Brief
Exactly as written, retype the lines that run from the line holding "Give me the" through the end of the records below. Do not include pictures.

Records for this task
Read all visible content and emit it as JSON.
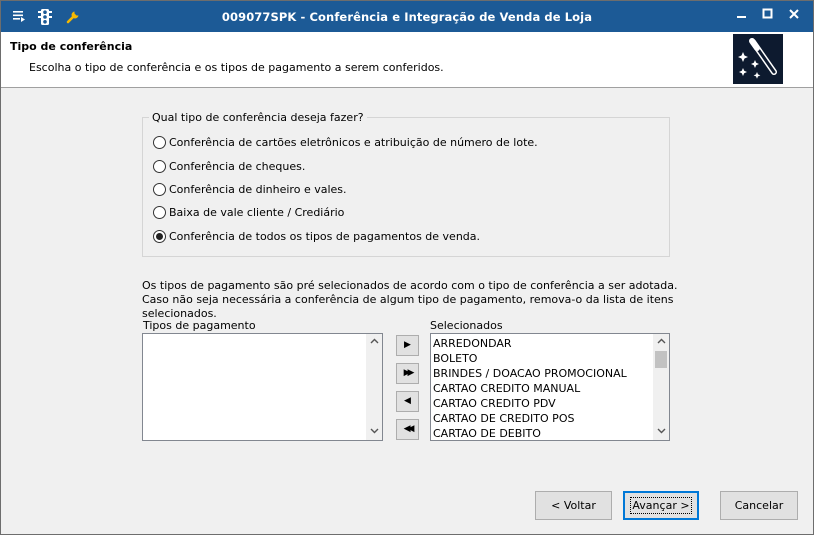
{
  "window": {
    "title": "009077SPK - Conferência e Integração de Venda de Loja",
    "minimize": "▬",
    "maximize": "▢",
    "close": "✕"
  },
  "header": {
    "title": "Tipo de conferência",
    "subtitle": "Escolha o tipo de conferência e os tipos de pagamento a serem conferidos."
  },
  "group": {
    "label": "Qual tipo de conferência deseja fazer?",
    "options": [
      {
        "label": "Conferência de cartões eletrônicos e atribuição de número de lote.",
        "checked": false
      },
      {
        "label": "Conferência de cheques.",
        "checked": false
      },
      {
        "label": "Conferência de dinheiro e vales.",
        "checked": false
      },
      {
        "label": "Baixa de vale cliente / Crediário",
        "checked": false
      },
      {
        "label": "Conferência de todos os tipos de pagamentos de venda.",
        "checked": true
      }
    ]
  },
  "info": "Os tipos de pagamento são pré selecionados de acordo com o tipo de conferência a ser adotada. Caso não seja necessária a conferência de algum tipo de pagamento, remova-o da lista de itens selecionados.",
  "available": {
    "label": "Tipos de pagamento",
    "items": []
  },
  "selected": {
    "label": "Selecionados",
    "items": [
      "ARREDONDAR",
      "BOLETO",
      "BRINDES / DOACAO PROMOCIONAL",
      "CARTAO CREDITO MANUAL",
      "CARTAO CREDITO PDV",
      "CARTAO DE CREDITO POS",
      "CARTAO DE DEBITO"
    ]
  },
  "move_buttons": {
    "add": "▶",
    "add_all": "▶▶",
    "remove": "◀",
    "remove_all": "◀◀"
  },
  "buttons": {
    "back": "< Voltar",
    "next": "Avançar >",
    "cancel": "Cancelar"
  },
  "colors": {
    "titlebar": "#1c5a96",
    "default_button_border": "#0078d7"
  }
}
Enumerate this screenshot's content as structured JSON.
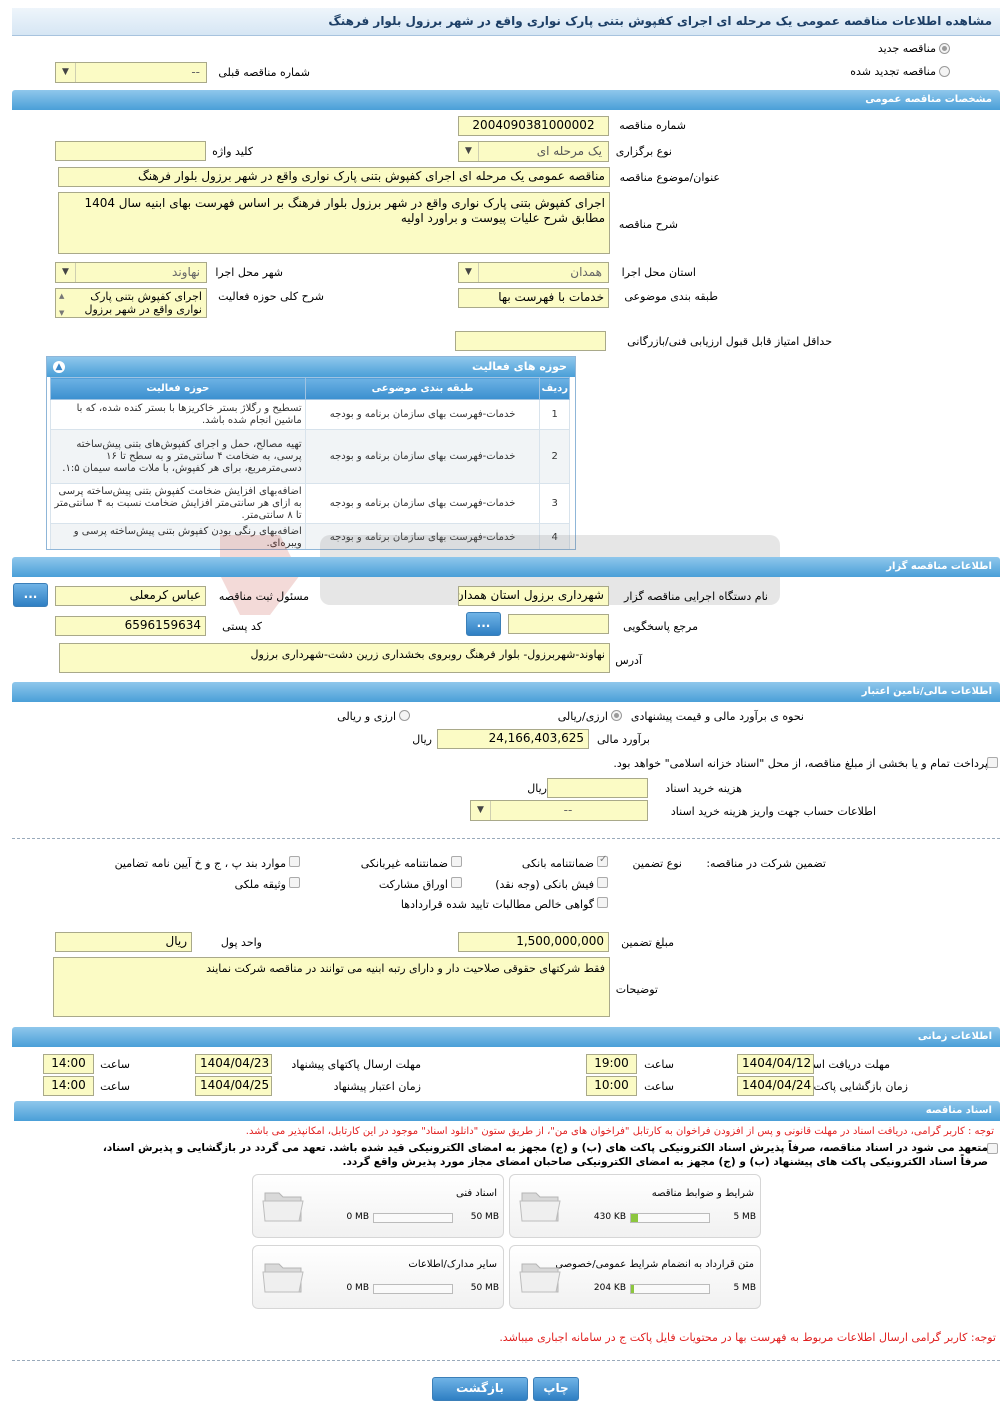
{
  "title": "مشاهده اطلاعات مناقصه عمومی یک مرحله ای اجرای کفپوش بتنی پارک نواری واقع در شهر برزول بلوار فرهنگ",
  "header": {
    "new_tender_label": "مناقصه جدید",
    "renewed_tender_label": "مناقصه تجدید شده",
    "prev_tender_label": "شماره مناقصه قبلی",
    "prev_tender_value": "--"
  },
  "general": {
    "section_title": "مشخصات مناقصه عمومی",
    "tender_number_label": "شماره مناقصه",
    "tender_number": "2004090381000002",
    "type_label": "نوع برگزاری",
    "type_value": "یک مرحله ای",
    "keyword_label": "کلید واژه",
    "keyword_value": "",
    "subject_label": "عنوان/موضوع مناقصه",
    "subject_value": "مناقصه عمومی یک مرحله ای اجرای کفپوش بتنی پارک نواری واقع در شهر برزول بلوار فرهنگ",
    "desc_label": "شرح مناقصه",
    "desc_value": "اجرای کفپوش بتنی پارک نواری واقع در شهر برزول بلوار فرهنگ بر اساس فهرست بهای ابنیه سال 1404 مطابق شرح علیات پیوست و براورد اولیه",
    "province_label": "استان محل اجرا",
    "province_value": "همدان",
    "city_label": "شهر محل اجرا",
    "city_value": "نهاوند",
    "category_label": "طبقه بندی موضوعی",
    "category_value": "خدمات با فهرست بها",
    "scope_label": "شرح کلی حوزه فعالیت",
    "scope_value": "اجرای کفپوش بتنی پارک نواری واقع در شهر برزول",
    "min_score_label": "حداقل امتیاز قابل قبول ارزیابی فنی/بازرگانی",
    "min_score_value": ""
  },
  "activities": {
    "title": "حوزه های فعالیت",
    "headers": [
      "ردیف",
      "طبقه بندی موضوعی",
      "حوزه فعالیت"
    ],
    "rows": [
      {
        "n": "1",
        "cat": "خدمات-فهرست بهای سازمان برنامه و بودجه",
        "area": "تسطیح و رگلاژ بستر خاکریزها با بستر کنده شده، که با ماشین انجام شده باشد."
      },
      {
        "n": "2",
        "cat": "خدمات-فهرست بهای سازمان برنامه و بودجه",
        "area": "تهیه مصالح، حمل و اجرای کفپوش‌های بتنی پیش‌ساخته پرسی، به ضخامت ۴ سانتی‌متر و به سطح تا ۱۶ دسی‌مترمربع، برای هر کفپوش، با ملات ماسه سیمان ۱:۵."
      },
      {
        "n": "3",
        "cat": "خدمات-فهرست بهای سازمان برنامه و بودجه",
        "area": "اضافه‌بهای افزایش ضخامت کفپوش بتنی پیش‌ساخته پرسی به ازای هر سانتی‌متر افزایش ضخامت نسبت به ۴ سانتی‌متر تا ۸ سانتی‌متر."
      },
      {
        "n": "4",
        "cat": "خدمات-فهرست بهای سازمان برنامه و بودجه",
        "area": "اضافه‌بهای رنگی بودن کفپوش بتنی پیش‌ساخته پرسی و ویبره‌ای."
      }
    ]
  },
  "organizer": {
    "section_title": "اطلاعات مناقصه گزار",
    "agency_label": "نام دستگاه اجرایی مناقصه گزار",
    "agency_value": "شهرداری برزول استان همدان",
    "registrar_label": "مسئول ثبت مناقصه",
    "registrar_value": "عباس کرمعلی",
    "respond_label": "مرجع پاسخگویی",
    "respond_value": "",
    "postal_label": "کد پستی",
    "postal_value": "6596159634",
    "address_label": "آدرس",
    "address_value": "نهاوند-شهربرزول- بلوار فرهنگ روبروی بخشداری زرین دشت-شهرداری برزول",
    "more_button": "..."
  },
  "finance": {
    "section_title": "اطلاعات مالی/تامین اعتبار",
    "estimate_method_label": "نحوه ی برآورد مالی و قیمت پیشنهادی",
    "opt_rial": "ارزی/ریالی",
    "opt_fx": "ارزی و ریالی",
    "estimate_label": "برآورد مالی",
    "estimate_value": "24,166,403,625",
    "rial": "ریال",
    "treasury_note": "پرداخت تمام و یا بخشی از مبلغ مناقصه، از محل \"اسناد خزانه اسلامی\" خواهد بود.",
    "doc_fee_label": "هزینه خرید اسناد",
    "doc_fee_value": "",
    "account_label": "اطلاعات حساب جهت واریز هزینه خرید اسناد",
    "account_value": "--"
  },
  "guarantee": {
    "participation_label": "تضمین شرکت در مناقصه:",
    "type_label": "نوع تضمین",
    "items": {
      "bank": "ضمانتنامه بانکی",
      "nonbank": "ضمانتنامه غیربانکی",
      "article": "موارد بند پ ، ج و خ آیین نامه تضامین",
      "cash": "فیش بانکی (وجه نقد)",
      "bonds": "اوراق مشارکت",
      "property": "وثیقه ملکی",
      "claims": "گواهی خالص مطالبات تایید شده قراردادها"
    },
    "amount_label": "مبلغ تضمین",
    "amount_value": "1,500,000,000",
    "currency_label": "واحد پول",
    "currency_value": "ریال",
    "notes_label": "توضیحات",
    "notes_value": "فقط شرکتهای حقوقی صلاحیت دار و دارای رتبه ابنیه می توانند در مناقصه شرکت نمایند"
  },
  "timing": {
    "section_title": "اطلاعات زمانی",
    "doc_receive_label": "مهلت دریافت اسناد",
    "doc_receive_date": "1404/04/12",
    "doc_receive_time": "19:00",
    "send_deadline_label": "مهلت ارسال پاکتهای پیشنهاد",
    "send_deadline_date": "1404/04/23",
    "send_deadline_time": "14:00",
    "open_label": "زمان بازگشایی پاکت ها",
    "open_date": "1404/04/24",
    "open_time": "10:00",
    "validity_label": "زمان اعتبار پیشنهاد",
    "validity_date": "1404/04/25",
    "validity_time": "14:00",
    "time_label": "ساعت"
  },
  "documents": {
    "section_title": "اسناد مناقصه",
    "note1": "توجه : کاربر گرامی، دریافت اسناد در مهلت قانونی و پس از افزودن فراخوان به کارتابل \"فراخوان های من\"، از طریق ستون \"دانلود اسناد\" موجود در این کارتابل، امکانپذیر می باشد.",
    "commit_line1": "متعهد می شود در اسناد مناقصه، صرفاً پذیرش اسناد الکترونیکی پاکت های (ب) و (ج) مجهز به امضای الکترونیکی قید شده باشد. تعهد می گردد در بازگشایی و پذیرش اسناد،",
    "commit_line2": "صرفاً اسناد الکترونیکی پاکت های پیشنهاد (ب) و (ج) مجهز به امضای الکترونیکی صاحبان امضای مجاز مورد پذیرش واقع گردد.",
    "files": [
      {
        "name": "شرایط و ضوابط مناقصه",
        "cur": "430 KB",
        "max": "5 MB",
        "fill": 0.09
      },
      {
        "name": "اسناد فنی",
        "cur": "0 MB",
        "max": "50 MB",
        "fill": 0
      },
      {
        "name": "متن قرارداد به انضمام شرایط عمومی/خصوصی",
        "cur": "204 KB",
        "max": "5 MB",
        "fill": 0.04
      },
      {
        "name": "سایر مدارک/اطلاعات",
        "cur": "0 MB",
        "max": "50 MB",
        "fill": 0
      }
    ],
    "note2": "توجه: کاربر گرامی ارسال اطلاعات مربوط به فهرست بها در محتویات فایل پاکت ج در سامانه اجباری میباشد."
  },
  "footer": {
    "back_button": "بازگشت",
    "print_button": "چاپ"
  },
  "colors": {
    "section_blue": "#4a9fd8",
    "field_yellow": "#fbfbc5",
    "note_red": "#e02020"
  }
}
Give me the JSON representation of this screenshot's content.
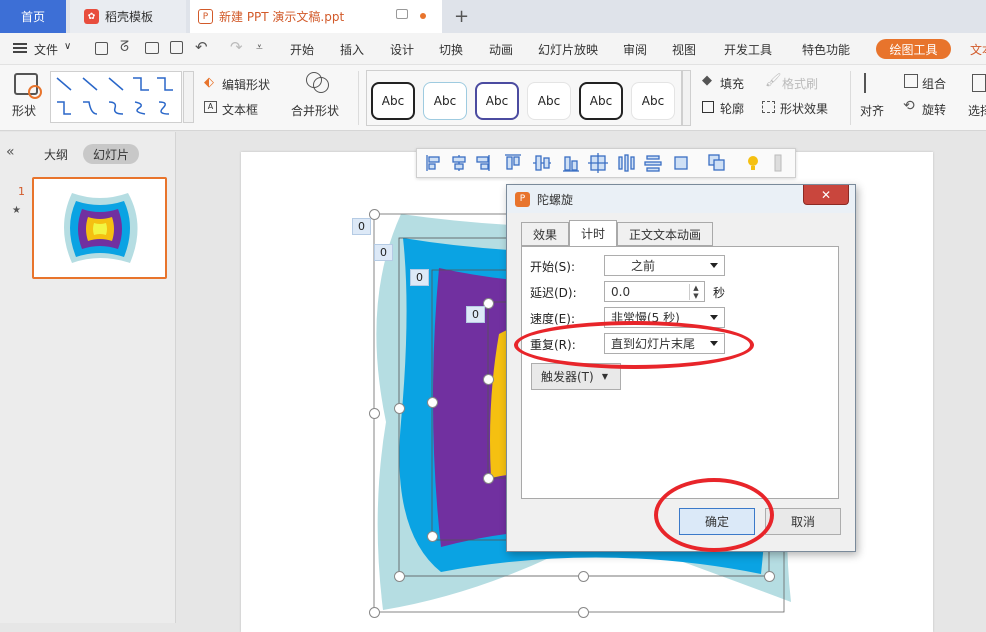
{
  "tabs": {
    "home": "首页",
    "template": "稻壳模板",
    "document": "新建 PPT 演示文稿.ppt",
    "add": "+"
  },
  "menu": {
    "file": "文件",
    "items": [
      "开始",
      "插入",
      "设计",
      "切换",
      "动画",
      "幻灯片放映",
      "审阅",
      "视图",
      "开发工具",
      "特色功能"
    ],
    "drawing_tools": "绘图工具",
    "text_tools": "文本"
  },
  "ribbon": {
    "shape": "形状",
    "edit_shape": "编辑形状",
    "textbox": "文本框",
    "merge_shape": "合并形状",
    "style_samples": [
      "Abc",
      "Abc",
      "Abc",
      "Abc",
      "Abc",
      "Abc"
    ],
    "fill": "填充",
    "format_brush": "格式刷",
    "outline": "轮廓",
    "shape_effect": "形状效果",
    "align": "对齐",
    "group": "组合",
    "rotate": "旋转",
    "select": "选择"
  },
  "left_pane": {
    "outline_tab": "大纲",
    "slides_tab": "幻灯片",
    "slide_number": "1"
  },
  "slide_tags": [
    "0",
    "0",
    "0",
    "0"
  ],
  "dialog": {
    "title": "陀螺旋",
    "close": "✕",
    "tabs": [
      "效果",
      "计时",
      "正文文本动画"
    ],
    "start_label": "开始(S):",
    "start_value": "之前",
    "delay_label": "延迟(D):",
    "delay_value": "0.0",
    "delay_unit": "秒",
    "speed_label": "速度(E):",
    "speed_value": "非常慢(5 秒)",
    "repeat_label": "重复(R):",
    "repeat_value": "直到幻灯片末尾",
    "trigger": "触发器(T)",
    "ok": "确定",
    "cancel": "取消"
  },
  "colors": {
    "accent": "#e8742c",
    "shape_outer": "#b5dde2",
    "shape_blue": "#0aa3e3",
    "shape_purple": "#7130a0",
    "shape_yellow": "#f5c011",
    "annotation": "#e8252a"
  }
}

Exercise output
Give me the JSON representation of this screenshot's content.
{
  "tabs": {
    "home": "首页",
    "template": "稻壳模板",
    "document": "新建 PPT 演示文稿.ppt",
    "add": "+"
  },
  "menu": {
    "file": "文件",
    "items": [
      "开始",
      "插入",
      "设计",
      "切换",
      "动画",
      "幻灯片放映",
      "审阅",
      "视图",
      "开发工具",
      "特色功能"
    ],
    "drawing_tools": "绘图工具",
    "text_tools": "文本"
  },
  "ribbon": {
    "shape": "形状",
    "edit_shape": "编辑形状",
    "textbox": "文本框",
    "merge_shape": "合并形状",
    "style_samples": [
      "Abc",
      "Abc",
      "Abc",
      "Abc",
      "Abc",
      "Abc"
    ],
    "fill": "填充",
    "format_brush": "格式刷",
    "outline": "轮廓",
    "shape_effect": "形状效果",
    "align": "对齐",
    "group": "组合",
    "rotate": "旋转",
    "select": "选择"
  },
  "left_pane": {
    "outline_tab": "大纲",
    "slides_tab": "幻灯片",
    "slide_number": "1"
  },
  "slide_tags": [
    "0",
    "0",
    "0",
    "0"
  ],
  "dialog": {
    "title": "陀螺旋",
    "close": "✕",
    "tabs": [
      "效果",
      "计时",
      "正文文本动画"
    ],
    "start_label": "开始(S):",
    "start_value": "之前",
    "delay_label": "延迟(D):",
    "delay_value": "0.0",
    "delay_unit": "秒",
    "speed_label": "速度(E):",
    "speed_value": "非常慢(5 秒)",
    "repeat_label": "重复(R):",
    "repeat_value": "直到幻灯片末尾",
    "trigger": "触发器(T)",
    "ok": "确定",
    "cancel": "取消"
  },
  "colors": {
    "accent": "#e8742c",
    "shape_outer": "#b5dde2",
    "shape_blue": "#0aa3e3",
    "shape_purple": "#7130a0",
    "shape_yellow": "#f5c011",
    "annotation": "#e8252a"
  }
}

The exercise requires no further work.